▸ **Exercise brief**:
Answer with one number only: the number of lines that contain "true".

▸ **Available records**:
---

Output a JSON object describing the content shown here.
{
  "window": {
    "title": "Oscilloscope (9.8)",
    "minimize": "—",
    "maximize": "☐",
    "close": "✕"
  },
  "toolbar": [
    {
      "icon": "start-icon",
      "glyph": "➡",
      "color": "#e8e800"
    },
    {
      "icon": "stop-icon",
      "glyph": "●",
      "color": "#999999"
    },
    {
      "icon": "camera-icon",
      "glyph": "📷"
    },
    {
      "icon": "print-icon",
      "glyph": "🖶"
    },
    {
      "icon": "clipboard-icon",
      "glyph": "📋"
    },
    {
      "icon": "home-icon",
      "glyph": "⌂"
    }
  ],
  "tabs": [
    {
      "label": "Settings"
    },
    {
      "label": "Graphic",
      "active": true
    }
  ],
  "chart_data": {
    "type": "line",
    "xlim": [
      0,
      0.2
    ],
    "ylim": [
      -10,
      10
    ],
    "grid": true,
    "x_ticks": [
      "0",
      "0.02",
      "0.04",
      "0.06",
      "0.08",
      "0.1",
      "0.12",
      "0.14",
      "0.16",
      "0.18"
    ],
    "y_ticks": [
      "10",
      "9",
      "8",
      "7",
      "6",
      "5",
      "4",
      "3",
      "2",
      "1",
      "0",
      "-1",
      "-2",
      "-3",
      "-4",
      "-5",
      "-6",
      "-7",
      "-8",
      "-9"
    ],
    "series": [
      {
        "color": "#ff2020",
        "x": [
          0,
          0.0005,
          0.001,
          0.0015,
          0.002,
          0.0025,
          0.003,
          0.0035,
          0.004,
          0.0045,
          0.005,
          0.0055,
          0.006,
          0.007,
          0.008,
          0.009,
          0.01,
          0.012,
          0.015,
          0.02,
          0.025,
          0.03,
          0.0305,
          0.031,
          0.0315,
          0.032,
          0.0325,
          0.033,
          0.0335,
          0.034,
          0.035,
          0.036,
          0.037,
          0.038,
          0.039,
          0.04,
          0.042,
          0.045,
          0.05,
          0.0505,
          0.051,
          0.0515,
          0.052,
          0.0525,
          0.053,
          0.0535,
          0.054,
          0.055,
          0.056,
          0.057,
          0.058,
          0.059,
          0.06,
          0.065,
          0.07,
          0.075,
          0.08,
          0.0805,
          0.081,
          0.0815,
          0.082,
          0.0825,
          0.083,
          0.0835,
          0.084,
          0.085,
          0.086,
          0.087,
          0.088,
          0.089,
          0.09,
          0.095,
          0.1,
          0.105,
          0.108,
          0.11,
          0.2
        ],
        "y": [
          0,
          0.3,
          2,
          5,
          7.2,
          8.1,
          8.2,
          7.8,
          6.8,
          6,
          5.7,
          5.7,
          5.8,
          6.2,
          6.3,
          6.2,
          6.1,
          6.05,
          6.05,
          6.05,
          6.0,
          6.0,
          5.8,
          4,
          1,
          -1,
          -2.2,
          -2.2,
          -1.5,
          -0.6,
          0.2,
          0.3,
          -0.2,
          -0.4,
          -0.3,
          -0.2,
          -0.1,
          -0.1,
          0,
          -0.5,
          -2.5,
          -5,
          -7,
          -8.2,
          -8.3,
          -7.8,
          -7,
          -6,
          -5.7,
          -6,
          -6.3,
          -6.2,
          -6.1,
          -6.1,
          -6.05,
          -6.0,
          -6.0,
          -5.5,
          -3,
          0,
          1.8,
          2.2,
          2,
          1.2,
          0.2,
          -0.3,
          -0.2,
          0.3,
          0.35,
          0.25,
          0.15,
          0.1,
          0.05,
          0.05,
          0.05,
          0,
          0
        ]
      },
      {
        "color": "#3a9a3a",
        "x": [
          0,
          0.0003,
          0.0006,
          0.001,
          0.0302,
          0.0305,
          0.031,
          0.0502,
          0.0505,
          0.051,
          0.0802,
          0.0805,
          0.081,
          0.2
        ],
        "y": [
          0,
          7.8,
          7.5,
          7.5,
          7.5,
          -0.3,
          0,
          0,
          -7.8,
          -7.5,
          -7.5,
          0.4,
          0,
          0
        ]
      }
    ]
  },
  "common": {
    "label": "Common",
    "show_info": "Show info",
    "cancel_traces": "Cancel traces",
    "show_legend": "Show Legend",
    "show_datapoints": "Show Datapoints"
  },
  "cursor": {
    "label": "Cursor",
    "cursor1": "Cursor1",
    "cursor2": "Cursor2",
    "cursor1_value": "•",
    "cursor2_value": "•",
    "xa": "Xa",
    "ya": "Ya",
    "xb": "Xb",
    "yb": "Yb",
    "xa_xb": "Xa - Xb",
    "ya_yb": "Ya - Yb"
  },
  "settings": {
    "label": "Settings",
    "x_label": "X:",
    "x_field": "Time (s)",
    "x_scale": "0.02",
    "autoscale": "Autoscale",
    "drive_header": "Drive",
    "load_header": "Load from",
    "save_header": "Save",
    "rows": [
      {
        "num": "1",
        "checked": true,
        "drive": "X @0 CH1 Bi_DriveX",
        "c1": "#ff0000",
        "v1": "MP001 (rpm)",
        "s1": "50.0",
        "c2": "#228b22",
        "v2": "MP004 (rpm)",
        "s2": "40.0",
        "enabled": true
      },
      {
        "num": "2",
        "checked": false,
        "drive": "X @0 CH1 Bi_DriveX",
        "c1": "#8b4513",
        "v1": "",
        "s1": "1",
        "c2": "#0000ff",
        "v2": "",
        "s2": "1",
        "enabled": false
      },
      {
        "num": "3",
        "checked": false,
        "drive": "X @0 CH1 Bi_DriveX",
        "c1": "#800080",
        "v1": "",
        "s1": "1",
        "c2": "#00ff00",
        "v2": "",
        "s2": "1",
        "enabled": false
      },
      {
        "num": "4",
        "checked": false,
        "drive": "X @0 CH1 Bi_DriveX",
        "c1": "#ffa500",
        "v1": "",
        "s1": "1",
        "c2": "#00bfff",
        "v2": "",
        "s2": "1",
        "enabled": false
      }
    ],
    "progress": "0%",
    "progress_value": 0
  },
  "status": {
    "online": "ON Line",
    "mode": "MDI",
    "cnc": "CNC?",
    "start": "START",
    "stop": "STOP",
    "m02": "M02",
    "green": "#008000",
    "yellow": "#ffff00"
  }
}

---

▸ **Answer to the exercise**:
4